_Source records:_

——————

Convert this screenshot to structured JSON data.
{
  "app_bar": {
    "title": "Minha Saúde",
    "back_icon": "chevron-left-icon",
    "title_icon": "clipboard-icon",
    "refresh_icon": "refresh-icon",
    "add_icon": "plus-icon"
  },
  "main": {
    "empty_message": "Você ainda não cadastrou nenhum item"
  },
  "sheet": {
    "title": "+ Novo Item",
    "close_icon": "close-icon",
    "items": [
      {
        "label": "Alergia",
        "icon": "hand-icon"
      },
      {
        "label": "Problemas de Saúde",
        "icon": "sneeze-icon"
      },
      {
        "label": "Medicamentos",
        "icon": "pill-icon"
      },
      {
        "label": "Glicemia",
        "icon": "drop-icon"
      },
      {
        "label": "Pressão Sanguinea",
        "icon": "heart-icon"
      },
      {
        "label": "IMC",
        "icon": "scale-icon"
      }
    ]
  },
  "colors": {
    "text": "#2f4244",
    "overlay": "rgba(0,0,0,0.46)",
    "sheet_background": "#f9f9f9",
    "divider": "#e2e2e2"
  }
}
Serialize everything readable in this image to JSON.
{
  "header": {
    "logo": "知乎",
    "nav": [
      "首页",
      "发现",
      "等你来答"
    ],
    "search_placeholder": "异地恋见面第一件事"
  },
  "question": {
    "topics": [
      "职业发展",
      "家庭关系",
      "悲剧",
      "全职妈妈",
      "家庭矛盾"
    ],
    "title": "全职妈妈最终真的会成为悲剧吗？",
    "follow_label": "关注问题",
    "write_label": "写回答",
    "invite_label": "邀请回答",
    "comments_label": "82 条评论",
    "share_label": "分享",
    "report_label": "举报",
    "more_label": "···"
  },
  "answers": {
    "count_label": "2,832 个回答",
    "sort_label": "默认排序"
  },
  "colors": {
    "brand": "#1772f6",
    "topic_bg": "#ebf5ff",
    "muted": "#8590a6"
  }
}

——————

Scan the records for the string "this". Copy each line in which it appears.

Convert this screenshot to structured JSON data.
Serialize everything readable in this image to JSON.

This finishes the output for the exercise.